Stored data:
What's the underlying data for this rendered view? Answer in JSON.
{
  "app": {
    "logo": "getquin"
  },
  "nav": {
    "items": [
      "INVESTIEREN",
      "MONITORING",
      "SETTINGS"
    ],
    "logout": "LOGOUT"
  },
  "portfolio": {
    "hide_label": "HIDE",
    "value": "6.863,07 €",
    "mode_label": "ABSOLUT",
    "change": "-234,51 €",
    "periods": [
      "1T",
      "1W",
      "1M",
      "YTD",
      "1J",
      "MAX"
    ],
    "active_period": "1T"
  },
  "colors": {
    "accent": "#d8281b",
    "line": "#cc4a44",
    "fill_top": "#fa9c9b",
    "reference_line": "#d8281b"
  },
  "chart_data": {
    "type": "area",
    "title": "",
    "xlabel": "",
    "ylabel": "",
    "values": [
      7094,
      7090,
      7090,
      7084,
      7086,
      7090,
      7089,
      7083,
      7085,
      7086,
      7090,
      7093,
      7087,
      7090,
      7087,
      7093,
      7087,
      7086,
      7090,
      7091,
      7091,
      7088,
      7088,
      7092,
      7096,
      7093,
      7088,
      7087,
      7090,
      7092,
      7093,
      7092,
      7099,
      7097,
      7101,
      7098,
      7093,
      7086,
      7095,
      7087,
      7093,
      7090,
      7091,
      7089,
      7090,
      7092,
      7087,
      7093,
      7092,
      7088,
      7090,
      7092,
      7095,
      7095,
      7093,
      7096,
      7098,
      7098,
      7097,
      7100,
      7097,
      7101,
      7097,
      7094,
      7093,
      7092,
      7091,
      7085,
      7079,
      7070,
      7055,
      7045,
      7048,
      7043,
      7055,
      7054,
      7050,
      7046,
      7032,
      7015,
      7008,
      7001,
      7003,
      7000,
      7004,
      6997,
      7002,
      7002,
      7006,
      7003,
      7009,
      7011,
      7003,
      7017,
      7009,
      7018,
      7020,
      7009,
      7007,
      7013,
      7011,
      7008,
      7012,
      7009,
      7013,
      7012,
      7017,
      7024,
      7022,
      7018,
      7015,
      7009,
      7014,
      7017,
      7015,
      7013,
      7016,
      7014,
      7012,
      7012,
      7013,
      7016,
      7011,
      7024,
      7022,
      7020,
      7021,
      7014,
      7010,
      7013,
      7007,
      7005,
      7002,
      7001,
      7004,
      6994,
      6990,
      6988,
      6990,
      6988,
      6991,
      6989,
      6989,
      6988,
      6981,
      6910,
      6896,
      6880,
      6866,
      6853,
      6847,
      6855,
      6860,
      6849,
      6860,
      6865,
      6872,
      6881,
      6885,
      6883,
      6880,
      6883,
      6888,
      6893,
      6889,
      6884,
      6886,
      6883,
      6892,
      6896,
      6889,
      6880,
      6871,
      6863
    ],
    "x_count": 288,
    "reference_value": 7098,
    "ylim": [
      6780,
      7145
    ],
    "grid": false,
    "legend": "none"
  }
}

**BRIEF**
Write out every entry again exactly, please, with nothing missing.

**ANSWER TO THIS EXERCISE**
What's the underlying data for this rendered view? Answer in JSON.
{
  "app": {
    "logo": "getquin"
  },
  "nav": {
    "items": [
      "INVESTIEREN",
      "MONITORING",
      "SETTINGS"
    ],
    "logout": "LOGOUT"
  },
  "portfolio": {
    "hide_label": "HIDE",
    "value": "6.863,07 €",
    "mode_label": "ABSOLUT",
    "change": "-234,51 €",
    "periods": [
      "1T",
      "1W",
      "1M",
      "YTD",
      "1J",
      "MAX"
    ],
    "active_period": "1T"
  },
  "colors": {
    "accent": "#d8281b",
    "line": "#cc4a44",
    "fill_top": "#fa9c9b",
    "reference_line": "#d8281b"
  },
  "chart_data": {
    "type": "area",
    "title": "",
    "xlabel": "",
    "ylabel": "",
    "values": [
      7094,
      7090,
      7090,
      7084,
      7086,
      7090,
      7089,
      7083,
      7085,
      7086,
      7090,
      7093,
      7087,
      7090,
      7087,
      7093,
      7087,
      7086,
      7090,
      7091,
      7091,
      7088,
      7088,
      7092,
      7096,
      7093,
      7088,
      7087,
      7090,
      7092,
      7093,
      7092,
      7099,
      7097,
      7101,
      7098,
      7093,
      7086,
      7095,
      7087,
      7093,
      7090,
      7091,
      7089,
      7090,
      7092,
      7087,
      7093,
      7092,
      7088,
      7090,
      7092,
      7095,
      7095,
      7093,
      7096,
      7098,
      7098,
      7097,
      7100,
      7097,
      7101,
      7097,
      7094,
      7093,
      7092,
      7091,
      7085,
      7079,
      7070,
      7055,
      7045,
      7048,
      7043,
      7055,
      7054,
      7050,
      7046,
      7032,
      7015,
      7008,
      7001,
      7003,
      7000,
      7004,
      6997,
      7002,
      7002,
      7006,
      7003,
      7009,
      7011,
      7003,
      7017,
      7009,
      7018,
      7020,
      7009,
      7007,
      7013,
      7011,
      7008,
      7012,
      7009,
      7013,
      7012,
      7017,
      7024,
      7022,
      7018,
      7015,
      7009,
      7014,
      7017,
      7015,
      7013,
      7016,
      7014,
      7012,
      7012,
      7013,
      7016,
      7011,
      7024,
      7022,
      7020,
      7021,
      7014,
      7010,
      7013,
      7007,
      7005,
      7002,
      7001,
      7004,
      6994,
      6990,
      6988,
      6990,
      6988,
      6991,
      6989,
      6989,
      6988,
      6981,
      6910,
      6896,
      6880,
      6866,
      6853,
      6847,
      6855,
      6860,
      6849,
      6860,
      6865,
      6872,
      6881,
      6885,
      6883,
      6880,
      6883,
      6888,
      6893,
      6889,
      6884,
      6886,
      6883,
      6892,
      6896,
      6889,
      6880,
      6871,
      6863
    ],
    "x_count": 288,
    "reference_value": 7098,
    "ylim": [
      6780,
      7145
    ],
    "grid": false,
    "legend": "none"
  }
}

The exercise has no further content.